■ Task input
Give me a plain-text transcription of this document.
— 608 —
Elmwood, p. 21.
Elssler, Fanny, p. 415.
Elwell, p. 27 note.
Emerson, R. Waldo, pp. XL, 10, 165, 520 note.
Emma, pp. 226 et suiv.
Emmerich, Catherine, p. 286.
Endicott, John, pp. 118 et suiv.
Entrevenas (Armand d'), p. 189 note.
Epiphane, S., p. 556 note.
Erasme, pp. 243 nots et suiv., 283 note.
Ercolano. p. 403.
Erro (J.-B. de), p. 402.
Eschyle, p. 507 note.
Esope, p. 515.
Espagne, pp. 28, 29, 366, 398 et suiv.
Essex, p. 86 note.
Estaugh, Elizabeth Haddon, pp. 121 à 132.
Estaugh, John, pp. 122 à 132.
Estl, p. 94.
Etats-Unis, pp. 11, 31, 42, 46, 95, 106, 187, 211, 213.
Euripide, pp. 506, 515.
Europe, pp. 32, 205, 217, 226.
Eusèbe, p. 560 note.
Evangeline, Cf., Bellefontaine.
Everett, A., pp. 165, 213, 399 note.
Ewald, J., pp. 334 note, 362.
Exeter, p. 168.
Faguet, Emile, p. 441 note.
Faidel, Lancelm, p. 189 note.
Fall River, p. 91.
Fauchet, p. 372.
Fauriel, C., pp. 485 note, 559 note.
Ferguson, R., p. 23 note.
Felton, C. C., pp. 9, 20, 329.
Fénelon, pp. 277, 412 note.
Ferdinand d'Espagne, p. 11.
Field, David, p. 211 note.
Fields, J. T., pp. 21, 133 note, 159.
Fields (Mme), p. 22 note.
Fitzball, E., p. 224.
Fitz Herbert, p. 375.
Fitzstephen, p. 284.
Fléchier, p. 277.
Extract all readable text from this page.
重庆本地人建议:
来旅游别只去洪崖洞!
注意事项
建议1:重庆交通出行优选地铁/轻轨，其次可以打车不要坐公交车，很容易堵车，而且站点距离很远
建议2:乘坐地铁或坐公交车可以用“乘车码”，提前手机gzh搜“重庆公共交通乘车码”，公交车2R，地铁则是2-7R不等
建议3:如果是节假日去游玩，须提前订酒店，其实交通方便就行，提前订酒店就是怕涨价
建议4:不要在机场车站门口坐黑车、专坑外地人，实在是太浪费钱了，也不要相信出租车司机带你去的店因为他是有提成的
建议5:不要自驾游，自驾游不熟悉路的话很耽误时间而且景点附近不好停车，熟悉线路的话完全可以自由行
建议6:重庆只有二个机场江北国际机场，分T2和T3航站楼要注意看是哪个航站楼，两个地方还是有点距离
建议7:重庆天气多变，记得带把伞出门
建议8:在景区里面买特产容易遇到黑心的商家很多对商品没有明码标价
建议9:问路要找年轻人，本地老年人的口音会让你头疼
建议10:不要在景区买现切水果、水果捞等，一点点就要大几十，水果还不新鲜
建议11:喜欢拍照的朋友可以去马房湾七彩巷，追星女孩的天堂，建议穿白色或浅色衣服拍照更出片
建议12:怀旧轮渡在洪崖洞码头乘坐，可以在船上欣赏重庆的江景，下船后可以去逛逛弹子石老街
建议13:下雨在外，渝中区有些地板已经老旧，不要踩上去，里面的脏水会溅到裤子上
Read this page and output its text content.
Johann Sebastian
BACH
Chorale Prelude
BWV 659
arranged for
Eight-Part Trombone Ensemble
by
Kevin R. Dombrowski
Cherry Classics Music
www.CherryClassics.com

■ Stated problem
Above are some records; repeat all of them exactly.

■ Result below
Give me a plain-text transcription of this document.
— 608 —
Elmwood, p. 21.
Elssler, Fanny, p. 415.
Elwell, p. 27 note.
Emerson, R. Waldo, pp. XL, 10, 165, 520 note.
Emma, pp. 226 et suiv.
Emmerich, Catherine, p. 286.
Endicott, John, pp. 118 et suiv.
Entrevenas (Armand d'), p. 189 note.
Epiphane, S., p. 556 note.
Erasme, pp. 243 nots et suiv., 283 note.
Ercolano. p. 403.
Erro (J.-B. de), p. 402.
Eschyle, p. 507 note.
Esope, p. 515.
Espagne, pp. 28, 29, 366, 398 et suiv.
Essex, p. 86 note.
Estaugh, Elizabeth Haddon, pp. 121 à 132.
Estaugh, John, pp. 122 à 132.
Estl, p. 94.
Etats-Unis, pp. 11, 31, 42, 46, 95, 106, 187, 211, 213.
Euripide, pp. 506, 515.
Europe, pp. 32, 205, 217, 226.
Eusèbe, p. 560 note.
Evangeline, Cf., Bellefontaine.
Everett, A., pp. 165, 213, 399 note.
Ewald, J., pp. 334 note, 362.
Exeter, p. 168.
Faguet, Emile, p. 441 note.
Faidel, Lancelm, p. 189 note.
Fall River, p. 91.
Fauchet, p. 372.
Fauriel, C., pp. 485 note, 559 note.
Ferguson, R., p. 23 note.
Felton, C. C., pp. 9, 20, 329.
Fénelon, pp. 277, 412 note.
Ferdinand d'Espagne, p. 11.
Field, David, p. 211 note.
Fields, J. T., pp. 21, 133 note, 159.
Fields (Mme), p. 22 note.
Fitzball, E., p. 224.
Fitz Herbert, p. 375.
Fitzstephen, p. 284.
Fléchier, p. 277.
Extract all readable text from this page.
重庆本地人建议:
来旅游别只去洪崖洞!
注意事项
建议1:重庆交通出行优选地铁/轻轨，其次可以打车不要坐公交车，很容易堵车，而且站点距离很远
建议2:乘坐地铁或坐公交车可以用“乘车码”，提前手机gzh搜“重庆公共交通乘车码”，公交车2R，地铁则是2-7R不等
建议3:如果是节假日去游玩，须提前订酒店，其实交通方便就行，提前订酒店就是怕涨价
建议4:不要在机场车站门口坐黑车、专坑外地人，实在是太浪费钱了，也不要相信出租车司机带你去的店因为他是有提成的
建议5:不要自驾游，自驾游不熟悉路的话很耽误时间而且景点附近不好停车，熟悉线路的话完全可以自由行
建议6:重庆只有二个机场江北国际机场，分T2和T3航站楼要注意看是哪个航站楼，两个地方还是有点距离
建议7:重庆天气多变，记得带把伞出门
建议8:在景区里面买特产容易遇到黑心的商家很多对商品没有明码标价
建议9:问路要找年轻人，本地老年人的口音会让你头疼
建议10:不要在景区买现切水果、水果捞等，一点点就要大几十，水果还不新鲜
建议11:喜欢拍照的朋友可以去马房湾七彩巷，追星女孩的天堂，建议穿白色或浅色衣服拍照更出片
建议12:怀旧轮渡在洪崖洞码头乘坐，可以在船上欣赏重庆的江景，下船后可以去逛逛弹子石老街
建议13:下雨在外，渝中区有些地板已经老旧，不要踩上去，里面的脏水会溅到裤子上
Read this page and output its text content.
Johann Sebastian
BACH
Chorale Prelude
BWV 659
arranged for
Eight-Part Trombone Ensemble
by
Kevin R. Dombrowski
Cherry Classics Music
www.CherryClassics.com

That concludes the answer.